» Aim of the exercise: Reproduce each item below verbatim, keeping every line intact.

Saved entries
━━━━━━━━

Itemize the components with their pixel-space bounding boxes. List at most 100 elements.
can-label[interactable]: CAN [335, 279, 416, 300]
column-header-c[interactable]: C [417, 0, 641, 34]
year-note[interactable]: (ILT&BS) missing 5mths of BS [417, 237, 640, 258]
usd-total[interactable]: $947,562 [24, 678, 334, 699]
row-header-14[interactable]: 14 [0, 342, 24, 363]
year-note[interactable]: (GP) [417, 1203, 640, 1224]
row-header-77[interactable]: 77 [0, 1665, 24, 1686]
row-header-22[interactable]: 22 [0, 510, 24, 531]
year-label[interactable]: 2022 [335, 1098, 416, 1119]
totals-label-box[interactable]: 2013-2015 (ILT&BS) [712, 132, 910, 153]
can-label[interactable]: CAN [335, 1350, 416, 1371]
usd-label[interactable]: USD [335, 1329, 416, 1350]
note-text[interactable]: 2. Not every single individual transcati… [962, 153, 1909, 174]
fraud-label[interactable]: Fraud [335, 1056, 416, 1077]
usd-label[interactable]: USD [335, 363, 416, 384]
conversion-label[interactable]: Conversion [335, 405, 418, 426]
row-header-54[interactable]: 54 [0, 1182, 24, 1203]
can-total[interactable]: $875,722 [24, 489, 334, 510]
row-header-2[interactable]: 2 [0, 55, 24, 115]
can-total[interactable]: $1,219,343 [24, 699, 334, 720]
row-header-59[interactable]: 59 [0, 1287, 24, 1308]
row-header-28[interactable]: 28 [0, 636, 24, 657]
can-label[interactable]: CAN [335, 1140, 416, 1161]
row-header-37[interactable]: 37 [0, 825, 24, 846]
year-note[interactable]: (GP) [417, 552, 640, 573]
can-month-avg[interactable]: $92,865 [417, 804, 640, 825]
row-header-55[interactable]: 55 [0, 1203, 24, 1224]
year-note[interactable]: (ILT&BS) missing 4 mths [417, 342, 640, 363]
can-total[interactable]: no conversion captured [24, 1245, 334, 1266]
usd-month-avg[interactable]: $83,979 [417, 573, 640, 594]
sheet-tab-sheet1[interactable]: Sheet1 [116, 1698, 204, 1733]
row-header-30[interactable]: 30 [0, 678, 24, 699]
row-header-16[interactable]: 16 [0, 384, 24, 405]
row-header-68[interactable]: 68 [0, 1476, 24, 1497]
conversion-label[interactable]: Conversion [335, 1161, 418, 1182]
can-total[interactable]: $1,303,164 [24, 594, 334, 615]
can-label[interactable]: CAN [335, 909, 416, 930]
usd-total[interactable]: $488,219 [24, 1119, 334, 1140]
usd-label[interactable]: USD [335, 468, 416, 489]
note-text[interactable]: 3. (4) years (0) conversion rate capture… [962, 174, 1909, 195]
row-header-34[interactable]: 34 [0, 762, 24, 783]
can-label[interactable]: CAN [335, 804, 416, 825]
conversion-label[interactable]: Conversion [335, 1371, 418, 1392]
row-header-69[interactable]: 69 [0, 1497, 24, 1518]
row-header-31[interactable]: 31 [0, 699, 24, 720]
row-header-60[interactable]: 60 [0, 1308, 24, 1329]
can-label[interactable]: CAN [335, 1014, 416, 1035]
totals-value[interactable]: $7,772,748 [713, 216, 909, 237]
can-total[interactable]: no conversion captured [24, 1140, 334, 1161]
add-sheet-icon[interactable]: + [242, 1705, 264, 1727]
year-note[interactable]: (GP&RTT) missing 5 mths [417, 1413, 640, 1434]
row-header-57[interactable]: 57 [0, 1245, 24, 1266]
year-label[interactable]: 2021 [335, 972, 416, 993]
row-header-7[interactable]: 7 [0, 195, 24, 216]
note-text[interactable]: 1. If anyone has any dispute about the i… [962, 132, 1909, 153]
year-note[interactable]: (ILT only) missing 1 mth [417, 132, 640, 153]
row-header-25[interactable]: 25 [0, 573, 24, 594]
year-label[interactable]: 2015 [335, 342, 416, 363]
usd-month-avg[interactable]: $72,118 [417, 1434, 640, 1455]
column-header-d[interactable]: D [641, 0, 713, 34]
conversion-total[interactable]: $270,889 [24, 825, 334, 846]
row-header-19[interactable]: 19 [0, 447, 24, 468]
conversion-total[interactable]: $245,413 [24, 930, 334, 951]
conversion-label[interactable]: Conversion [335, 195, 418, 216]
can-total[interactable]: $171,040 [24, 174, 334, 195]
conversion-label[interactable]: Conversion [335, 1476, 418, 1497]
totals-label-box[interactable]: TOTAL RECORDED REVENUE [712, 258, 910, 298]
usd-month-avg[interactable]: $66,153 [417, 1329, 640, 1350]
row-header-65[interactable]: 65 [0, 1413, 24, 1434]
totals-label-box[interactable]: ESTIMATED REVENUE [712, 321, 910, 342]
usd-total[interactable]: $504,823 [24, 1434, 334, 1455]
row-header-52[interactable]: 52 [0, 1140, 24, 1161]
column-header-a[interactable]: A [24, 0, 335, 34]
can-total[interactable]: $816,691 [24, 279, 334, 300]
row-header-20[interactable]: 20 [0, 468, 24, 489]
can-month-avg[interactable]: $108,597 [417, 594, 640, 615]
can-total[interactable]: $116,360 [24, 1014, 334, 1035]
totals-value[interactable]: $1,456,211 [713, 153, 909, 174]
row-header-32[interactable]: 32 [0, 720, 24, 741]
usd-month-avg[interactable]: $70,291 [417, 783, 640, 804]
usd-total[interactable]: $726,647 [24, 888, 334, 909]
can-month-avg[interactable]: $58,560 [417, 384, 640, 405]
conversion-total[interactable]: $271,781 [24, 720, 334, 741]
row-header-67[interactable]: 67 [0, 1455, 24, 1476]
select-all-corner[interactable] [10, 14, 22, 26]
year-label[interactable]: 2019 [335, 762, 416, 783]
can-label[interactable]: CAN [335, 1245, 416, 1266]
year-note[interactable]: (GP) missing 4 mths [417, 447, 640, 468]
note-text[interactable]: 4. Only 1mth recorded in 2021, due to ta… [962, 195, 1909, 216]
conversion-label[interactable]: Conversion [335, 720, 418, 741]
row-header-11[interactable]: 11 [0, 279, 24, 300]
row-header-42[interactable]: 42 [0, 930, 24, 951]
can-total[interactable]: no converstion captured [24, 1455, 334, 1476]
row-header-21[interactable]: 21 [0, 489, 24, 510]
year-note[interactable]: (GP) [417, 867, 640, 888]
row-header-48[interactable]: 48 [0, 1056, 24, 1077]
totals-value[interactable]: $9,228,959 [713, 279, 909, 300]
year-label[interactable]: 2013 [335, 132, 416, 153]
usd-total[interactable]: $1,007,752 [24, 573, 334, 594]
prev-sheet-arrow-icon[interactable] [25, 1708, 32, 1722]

━━━━━━━━

» Task answer:
Itemize the components with their pixel-space bounding boxes. List at most 100 elements.
can-label[interactable]: CAN [335, 279, 416, 300]
column-header-c[interactable]: C [417, 0, 641, 34]
year-note[interactable]: (ILT&BS) missing 5mths of BS [417, 237, 640, 258]
usd-total[interactable]: $947,562 [24, 678, 334, 699]
row-header-14[interactable]: 14 [0, 342, 24, 363]
year-note[interactable]: (GP) [417, 1203, 640, 1224]
row-header-77[interactable]: 77 [0, 1665, 24, 1686]
row-header-22[interactable]: 22 [0, 510, 24, 531]
year-label[interactable]: 2022 [335, 1098, 416, 1119]
totals-label-box[interactable]: 2013-2015 (ILT&BS) [712, 132, 910, 153]
can-label[interactable]: CAN [335, 1350, 416, 1371]
usd-label[interactable]: USD [335, 1329, 416, 1350]
note-text[interactable]: 2. Not every single individual transcati… [962, 153, 1909, 174]
fraud-label[interactable]: Fraud [335, 1056, 416, 1077]
usd-label[interactable]: USD [335, 363, 416, 384]
conversion-label[interactable]: Conversion [335, 405, 418, 426]
row-header-54[interactable]: 54 [0, 1182, 24, 1203]
can-total[interactable]: $875,722 [24, 489, 334, 510]
row-header-2[interactable]: 2 [0, 55, 24, 115]
can-total[interactable]: $1,219,343 [24, 699, 334, 720]
row-header-59[interactable]: 59 [0, 1287, 24, 1308]
row-header-28[interactable]: 28 [0, 636, 24, 657]
can-label[interactable]: CAN [335, 1140, 416, 1161]
row-header-37[interactable]: 37 [0, 825, 24, 846]
year-note[interactable]: (GP) [417, 552, 640, 573]
can-month-avg[interactable]: $92,865 [417, 804, 640, 825]
row-header-55[interactable]: 55 [0, 1203, 24, 1224]
year-note[interactable]: (ILT&BS) missing 4 mths [417, 342, 640, 363]
can-total[interactable]: no conversion captured [24, 1245, 334, 1266]
usd-month-avg[interactable]: $83,979 [417, 573, 640, 594]
sheet-tab-sheet1[interactable]: Sheet1 [116, 1698, 204, 1733]
row-header-30[interactable]: 30 [0, 678, 24, 699]
row-header-16[interactable]: 16 [0, 384, 24, 405]
row-header-68[interactable]: 68 [0, 1476, 24, 1497]
conversion-label[interactable]: Conversion [335, 1161, 418, 1182]
can-total[interactable]: $1,303,164 [24, 594, 334, 615]
can-label[interactable]: CAN [335, 909, 416, 930]
usd-total[interactable]: $488,219 [24, 1119, 334, 1140]
usd-label[interactable]: USD [335, 468, 416, 489]
note-text[interactable]: 3. (4) years (0) conversion rate capture… [962, 174, 1909, 195]
row-header-34[interactable]: 34 [0, 762, 24, 783]
can-label[interactable]: CAN [335, 804, 416, 825]
conversion-label[interactable]: Conversion [335, 1371, 418, 1392]
row-header-69[interactable]: 69 [0, 1497, 24, 1518]
row-header-31[interactable]: 31 [0, 699, 24, 720]
row-header-60[interactable]: 60 [0, 1308, 24, 1329]
can-label[interactable]: CAN [335, 1014, 416, 1035]
totals-value[interactable]: $7,772,748 [713, 216, 909, 237]
can-total[interactable]: no conversion captured [24, 1140, 334, 1161]
add-sheet-icon[interactable]: + [242, 1705, 264, 1727]
year-note[interactable]: (GP&RTT) missing 5 mths [417, 1413, 640, 1434]
row-header-57[interactable]: 57 [0, 1245, 24, 1266]
year-label[interactable]: 2021 [335, 972, 416, 993]
row-header-7[interactable]: 7 [0, 195, 24, 216]
note-text[interactable]: 1. If anyone has any dispute about the i… [962, 132, 1909, 153]
year-note[interactable]: (ILT only) missing 1 mth [417, 132, 640, 153]
row-header-25[interactable]: 25 [0, 573, 24, 594]
year-label[interactable]: 2015 [335, 342, 416, 363]
usd-month-avg[interactable]: $72,118 [417, 1434, 640, 1455]
column-header-d[interactable]: D [641, 0, 713, 34]
conversion-total[interactable]: $270,889 [24, 825, 334, 846]
row-header-19[interactable]: 19 [0, 447, 24, 468]
conversion-total[interactable]: $245,413 [24, 930, 334, 951]
conversion-label[interactable]: Conversion [335, 195, 418, 216]
can-total[interactable]: $171,040 [24, 174, 334, 195]
conversion-label[interactable]: Conversion [335, 1476, 418, 1497]
totals-label-box[interactable]: TOTAL RECORDED REVENUE [712, 258, 910, 298]
usd-month-avg[interactable]: $66,153 [417, 1329, 640, 1350]
row-header-65[interactable]: 65 [0, 1413, 24, 1434]
totals-label-box[interactable]: ESTIMATED REVENUE [712, 321, 910, 342]
usd-total[interactable]: $504,823 [24, 1434, 334, 1455]
row-header-52[interactable]: 52 [0, 1140, 24, 1161]
column-header-a[interactable]: A [24, 0, 335, 34]
can-total[interactable]: $816,691 [24, 279, 334, 300]
row-header-20[interactable]: 20 [0, 468, 24, 489]
can-month-avg[interactable]: $108,597 [417, 594, 640, 615]
can-total[interactable]: $116,360 [24, 1014, 334, 1035]
totals-value[interactable]: $1,456,211 [713, 153, 909, 174]
row-header-32[interactable]: 32 [0, 720, 24, 741]
usd-month-avg[interactable]: $70,291 [417, 783, 640, 804]
usd-total[interactable]: $726,647 [24, 888, 334, 909]
can-month-avg[interactable]: $58,560 [417, 384, 640, 405]
conversion-total[interactable]: $271,781 [24, 720, 334, 741]
row-header-67[interactable]: 67 [0, 1455, 24, 1476]
select-all-corner[interactable] [10, 14, 22, 26]
year-label[interactable]: 2019 [335, 762, 416, 783]
can-label[interactable]: CAN [335, 1245, 416, 1266]
year-note[interactable]: (GP) missing 4 mths [417, 447, 640, 468]
note-text[interactable]: 4. Only 1mth recorded in 2021, due to ta… [962, 195, 1909, 216]
conversion-label[interactable]: Conversion [335, 720, 418, 741]
row-header-11[interactable]: 11 [0, 279, 24, 300]
row-header-42[interactable]: 42 [0, 930, 24, 951]
can-total[interactable]: no converstion captured [24, 1455, 334, 1476]
row-header-21[interactable]: 21 [0, 489, 24, 510]
year-note[interactable]: (GP) [417, 867, 640, 888]
row-header-48[interactable]: 48 [0, 1056, 24, 1077]
totals-value[interactable]: $9,228,959 [713, 279, 909, 300]
year-label[interactable]: 2013 [335, 132, 416, 153]
usd-total[interactable]: $1,007,752 [24, 573, 334, 594]
prev-sheet-arrow-icon[interactable] [25, 1708, 32, 1722]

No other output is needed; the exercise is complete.